STUDY TEXT>
******
It let the child retain control. Even if just for a few minutes. Not taking recognized them as a person AND gave them control of their universe. It was recognition AND action based on this recognition. Well, inaction actually. I didn't take the toy (or whatever) and they got to consider what they wanted to do.

I gave them a concrete way to control their world. In essense I gave away some of my power so they could start feeling a new kind of power. Not just "feed me and I'll cry until you do" but "Mom let's me hold this and gives me a little space to think about what I want to do. Do I feel like giving it up?"

They got a chance to be thoughtful.

I can't claim I understood the value in this at the time. It took me another 10 or 15 years to really understand the importance of being thoughtful.

And then the next part was crucial. I became a Good Authority. Not taking didn't mean they didn't have to give it up. We all knew at the start that the Mom would win. But she gave some power to the kid, and withdrew a bit, pulling back to allow the kid to have and hold NOT just the toy but the power too.  This is what Good Authority does.

I was teaching them to hold power, to wield it, and to feel how nice it was to be respected. Trust me many people just took things from them. Me included. If it was dangerous, I took it. If it was mildly dangerous, and the potential damage was slight, I gave them a chance to give it to me.
******
(Document understanding data)
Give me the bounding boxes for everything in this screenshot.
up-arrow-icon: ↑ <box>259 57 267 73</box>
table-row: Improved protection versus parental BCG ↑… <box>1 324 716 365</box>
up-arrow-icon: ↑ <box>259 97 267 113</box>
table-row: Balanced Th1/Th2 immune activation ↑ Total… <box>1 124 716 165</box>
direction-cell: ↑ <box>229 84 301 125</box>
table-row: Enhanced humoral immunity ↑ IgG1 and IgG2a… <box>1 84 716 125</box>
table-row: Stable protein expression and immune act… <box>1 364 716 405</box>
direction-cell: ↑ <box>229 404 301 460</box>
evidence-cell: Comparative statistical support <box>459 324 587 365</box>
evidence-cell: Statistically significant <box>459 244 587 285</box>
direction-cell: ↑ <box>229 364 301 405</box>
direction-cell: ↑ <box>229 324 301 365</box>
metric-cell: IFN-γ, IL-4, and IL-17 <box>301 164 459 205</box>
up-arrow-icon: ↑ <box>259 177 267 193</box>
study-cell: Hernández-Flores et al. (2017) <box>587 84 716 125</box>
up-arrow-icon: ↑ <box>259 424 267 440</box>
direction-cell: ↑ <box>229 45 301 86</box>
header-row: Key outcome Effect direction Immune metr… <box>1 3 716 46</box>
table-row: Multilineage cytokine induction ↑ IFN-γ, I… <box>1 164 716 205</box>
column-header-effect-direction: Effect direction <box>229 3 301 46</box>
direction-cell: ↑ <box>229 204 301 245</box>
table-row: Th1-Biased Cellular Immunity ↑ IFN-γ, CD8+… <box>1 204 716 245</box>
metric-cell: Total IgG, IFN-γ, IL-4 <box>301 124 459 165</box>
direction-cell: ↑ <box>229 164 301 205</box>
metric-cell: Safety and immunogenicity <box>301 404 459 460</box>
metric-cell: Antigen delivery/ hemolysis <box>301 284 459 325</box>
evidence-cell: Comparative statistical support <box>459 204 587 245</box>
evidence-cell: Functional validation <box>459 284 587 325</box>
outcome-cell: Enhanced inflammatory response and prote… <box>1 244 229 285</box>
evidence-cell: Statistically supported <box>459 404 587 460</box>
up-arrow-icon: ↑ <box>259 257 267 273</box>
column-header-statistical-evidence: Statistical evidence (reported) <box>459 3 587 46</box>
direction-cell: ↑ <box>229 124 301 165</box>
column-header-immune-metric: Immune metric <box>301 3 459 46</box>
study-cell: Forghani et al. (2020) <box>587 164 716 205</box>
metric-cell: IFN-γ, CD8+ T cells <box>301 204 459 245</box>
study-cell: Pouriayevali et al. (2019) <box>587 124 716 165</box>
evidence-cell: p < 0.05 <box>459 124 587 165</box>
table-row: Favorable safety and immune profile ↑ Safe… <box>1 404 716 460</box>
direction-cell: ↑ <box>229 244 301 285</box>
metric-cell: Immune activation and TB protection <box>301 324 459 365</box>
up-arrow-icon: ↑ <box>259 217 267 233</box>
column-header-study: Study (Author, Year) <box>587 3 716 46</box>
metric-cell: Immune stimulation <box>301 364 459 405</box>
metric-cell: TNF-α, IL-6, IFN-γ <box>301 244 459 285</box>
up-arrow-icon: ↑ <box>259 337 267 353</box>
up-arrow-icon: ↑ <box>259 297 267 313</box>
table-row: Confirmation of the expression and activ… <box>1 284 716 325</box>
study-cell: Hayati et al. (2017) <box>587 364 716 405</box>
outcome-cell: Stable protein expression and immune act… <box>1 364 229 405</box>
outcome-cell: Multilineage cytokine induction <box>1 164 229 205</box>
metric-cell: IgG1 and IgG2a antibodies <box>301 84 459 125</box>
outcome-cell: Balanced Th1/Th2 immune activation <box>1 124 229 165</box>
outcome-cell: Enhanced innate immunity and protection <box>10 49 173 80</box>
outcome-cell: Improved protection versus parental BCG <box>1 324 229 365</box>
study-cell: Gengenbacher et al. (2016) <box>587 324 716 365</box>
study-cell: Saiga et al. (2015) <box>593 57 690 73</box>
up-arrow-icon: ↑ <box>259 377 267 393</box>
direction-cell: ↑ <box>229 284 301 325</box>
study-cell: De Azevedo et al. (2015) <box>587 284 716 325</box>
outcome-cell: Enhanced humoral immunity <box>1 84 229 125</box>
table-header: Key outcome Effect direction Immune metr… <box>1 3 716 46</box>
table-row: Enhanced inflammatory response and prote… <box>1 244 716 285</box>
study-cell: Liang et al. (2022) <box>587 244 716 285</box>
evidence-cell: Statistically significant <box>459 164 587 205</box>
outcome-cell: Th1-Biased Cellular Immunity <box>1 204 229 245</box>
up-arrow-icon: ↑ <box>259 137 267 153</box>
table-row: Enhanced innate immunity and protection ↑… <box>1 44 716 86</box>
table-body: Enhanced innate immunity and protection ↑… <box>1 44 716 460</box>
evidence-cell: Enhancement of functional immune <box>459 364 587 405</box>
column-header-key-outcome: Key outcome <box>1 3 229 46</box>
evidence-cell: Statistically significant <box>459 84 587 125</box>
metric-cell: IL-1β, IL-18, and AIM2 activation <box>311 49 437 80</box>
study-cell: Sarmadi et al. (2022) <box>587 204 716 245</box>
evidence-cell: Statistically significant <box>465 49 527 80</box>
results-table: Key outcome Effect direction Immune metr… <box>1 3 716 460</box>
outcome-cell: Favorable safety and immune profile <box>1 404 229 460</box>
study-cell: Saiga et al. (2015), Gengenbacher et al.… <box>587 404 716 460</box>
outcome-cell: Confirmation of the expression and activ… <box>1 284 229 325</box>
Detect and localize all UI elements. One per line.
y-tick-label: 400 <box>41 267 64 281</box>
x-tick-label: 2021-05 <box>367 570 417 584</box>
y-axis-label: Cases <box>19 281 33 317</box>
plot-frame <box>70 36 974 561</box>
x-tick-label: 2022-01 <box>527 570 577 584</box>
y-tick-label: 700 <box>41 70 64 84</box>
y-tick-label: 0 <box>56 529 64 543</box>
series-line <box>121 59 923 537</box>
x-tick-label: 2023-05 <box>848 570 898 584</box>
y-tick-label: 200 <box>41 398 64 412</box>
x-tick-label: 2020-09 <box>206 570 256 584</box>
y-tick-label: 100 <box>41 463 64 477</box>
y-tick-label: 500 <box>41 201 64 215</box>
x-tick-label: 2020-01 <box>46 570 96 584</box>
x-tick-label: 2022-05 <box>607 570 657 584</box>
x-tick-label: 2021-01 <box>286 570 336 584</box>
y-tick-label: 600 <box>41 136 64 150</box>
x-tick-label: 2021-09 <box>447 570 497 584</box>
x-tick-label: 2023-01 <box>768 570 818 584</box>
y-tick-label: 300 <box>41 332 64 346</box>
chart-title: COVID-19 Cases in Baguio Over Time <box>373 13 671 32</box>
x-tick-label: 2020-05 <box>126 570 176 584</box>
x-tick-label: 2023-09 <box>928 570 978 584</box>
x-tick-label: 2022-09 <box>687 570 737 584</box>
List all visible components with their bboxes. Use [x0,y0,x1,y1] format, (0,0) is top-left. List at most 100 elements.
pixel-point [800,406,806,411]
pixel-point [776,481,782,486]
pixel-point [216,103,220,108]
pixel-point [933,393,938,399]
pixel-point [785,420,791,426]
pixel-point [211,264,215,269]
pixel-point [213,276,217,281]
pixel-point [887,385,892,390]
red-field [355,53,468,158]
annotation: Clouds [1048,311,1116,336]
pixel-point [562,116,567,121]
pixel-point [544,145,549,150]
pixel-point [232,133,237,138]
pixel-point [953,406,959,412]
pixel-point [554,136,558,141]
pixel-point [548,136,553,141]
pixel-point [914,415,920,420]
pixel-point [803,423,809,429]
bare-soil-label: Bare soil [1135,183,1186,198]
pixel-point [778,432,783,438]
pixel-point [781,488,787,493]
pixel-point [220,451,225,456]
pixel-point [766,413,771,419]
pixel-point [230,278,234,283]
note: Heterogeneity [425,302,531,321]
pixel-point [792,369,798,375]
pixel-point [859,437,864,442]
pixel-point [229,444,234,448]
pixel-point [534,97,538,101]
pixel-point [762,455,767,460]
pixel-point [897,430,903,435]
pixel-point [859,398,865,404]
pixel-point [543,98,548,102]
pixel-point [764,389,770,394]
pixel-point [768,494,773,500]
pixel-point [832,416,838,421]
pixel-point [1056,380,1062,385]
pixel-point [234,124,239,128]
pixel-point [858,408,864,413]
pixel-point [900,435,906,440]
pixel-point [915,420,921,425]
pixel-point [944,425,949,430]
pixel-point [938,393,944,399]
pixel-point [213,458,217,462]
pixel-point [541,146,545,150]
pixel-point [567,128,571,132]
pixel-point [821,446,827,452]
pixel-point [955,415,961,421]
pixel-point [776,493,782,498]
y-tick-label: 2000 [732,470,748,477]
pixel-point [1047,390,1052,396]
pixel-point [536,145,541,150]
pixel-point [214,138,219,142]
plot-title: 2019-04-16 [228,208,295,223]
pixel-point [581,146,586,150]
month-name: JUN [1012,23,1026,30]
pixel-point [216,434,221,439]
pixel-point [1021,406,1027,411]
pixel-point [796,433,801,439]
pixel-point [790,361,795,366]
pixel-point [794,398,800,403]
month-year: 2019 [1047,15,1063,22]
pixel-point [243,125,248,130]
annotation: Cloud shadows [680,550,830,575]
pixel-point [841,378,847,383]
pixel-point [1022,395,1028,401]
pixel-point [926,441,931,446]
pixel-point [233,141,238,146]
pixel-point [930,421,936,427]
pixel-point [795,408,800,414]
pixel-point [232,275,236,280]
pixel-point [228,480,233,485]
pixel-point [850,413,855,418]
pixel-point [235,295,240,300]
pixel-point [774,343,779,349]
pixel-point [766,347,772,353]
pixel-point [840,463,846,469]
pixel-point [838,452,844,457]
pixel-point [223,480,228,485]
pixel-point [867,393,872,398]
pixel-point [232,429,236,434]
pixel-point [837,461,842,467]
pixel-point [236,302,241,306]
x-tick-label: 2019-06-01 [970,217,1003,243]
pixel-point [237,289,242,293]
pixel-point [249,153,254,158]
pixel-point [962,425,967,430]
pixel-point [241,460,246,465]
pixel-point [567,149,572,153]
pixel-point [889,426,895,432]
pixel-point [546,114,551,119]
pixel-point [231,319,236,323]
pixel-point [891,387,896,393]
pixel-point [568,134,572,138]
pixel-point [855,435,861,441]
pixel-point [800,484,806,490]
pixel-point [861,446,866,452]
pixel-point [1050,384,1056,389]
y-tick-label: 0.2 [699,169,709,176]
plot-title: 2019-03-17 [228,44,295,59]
******
Check each statement against the text about not taking things from a child, and answer yes or no. Quote the words from the text that decide each one. 1. The writer understood the value of this approach at the time. 2. The writer took dangerous things away from the child. 3. Not taking meant the child never had to give the item up.

ANSWER FOR THIS EXERCISE>
1. No: "I can't claim I understood the value in this at the time."
2. Yes: "If it was dangerous, I took it."
3. No: "Not taking didn't mean they didn't have to give it up."